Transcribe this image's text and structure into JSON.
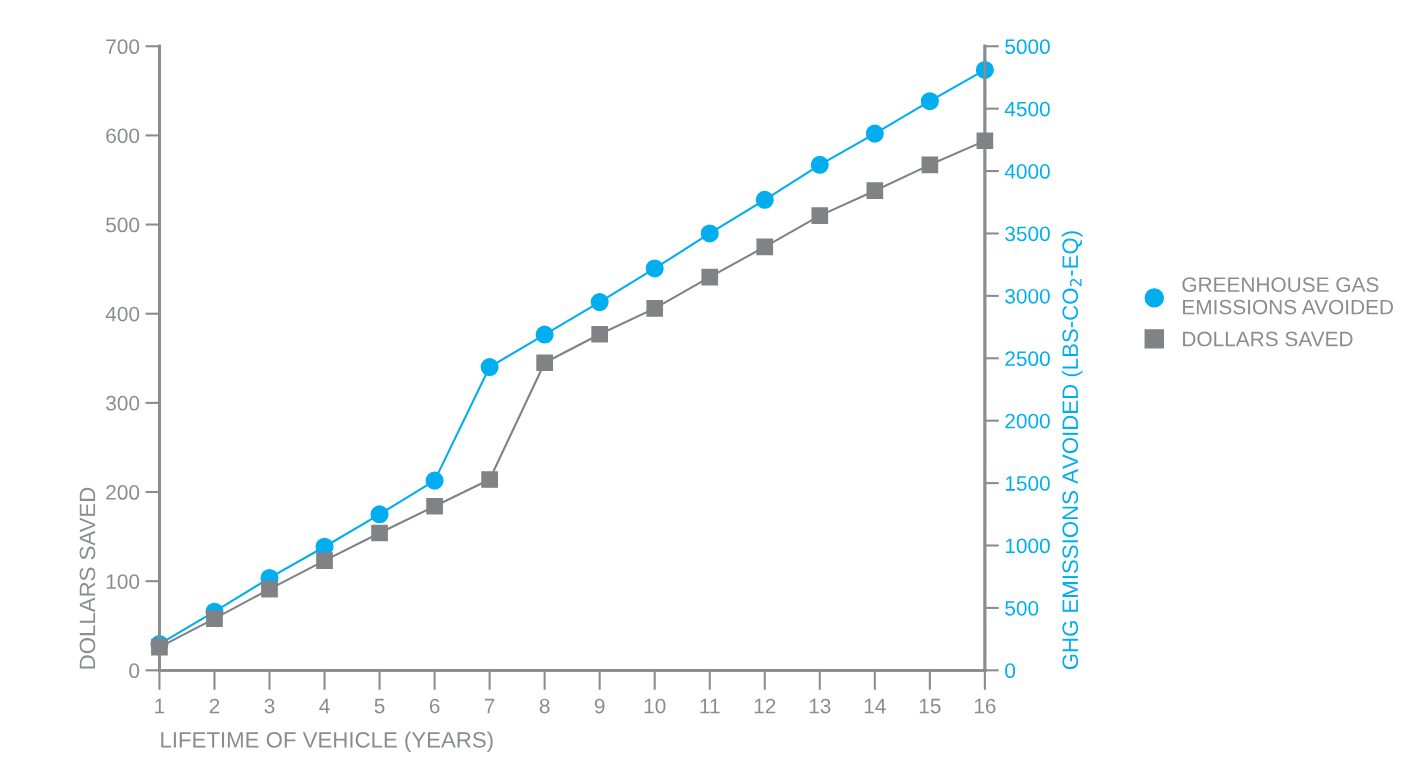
{
  "chart_data": {
    "type": "line",
    "xlabel": "LIFETIME OF VEHICLE (YEARS)",
    "ylabel": "DOLLARS SAVED",
    "y2label": "GHG EMISSIONS AVOIDED (LBS-CO$_{2}$-EQ)",
    "x": [
      1,
      2,
      3,
      4,
      5,
      6,
      7,
      8,
      9,
      10,
      11,
      12,
      13,
      14,
      15,
      16
    ],
    "series": [
      {
        "name": "GREENHOUSE GAS\nEMISSIONS AVOIDED",
        "color": "#00aeef",
        "axis": "y2",
        "marker": "circle",
        "values": [
          210,
          470,
          740,
          990,
          1250,
          1520,
          2430,
          2690,
          2950,
          3220,
          3500,
          3770,
          4050,
          4300,
          4560,
          4810
        ]
      },
      {
        "name": "DOLLARS SAVED",
        "color": "#808285",
        "marker": "square",
        "values": [
          26,
          58,
          91,
          123,
          154,
          184,
          214,
          345,
          377,
          406,
          441,
          475,
          510,
          538,
          567,
          594
        ]
      }
    ],
    "xlim": [
      1,
      16
    ],
    "xticks": [
      1,
      2,
      3,
      4,
      5,
      6,
      7,
      8,
      9,
      10,
      11,
      12,
      13,
      14,
      15,
      16
    ],
    "ylim": [
      0,
      700
    ],
    "yticks": [
      0,
      100,
      200,
      300,
      400,
      500,
      600,
      700
    ],
    "y2lim": [
      0,
      5000
    ],
    "y2ticks": [
      0,
      500,
      1000,
      1500,
      2000,
      2500,
      3000,
      3500,
      4000,
      4500,
      5000
    ],
    "grid": false,
    "legend": "right",
    "line_style": "solid"
  }
}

============================================================

* [Given problem]: From the listing above, print every entry precisely and drop the pictures.

* [Reply to the task]:
Transcribe this image's text and structure into JSON.
{
  "chart_data": {
    "type": "line",
    "xlabel": "LIFETIME OF VEHICLE (YEARS)",
    "ylabel": "DOLLARS SAVED",
    "y2label": "GHG EMISSIONS AVOIDED (LBS-CO$_{2}$-EQ)",
    "x": [
      1,
      2,
      3,
      4,
      5,
      6,
      7,
      8,
      9,
      10,
      11,
      12,
      13,
      14,
      15,
      16
    ],
    "series": [
      {
        "name": "GREENHOUSE GAS\nEMISSIONS AVOIDED",
        "color": "#00aeef",
        "axis": "y2",
        "marker": "circle",
        "values": [
          210,
          470,
          740,
          990,
          1250,
          1520,
          2430,
          2690,
          2950,
          3220,
          3500,
          3770,
          4050,
          4300,
          4560,
          4810
        ]
      },
      {
        "name": "DOLLARS SAVED",
        "color": "#808285",
        "marker": "square",
        "values": [
          26,
          58,
          91,
          123,
          154,
          184,
          214,
          345,
          377,
          406,
          441,
          475,
          510,
          538,
          567,
          594
        ]
      }
    ],
    "xlim": [
      1,
      16
    ],
    "xticks": [
      1,
      2,
      3,
      4,
      5,
      6,
      7,
      8,
      9,
      10,
      11,
      12,
      13,
      14,
      15,
      16
    ],
    "ylim": [
      0,
      700
    ],
    "yticks": [
      0,
      100,
      200,
      300,
      400,
      500,
      600,
      700
    ],
    "y2lim": [
      0,
      5000
    ],
    "y2ticks": [
      0,
      500,
      1000,
      1500,
      2000,
      2500,
      3000,
      3500,
      4000,
      4500,
      5000
    ],
    "grid": false,
    "legend": "right",
    "line_style": "solid"
  }
}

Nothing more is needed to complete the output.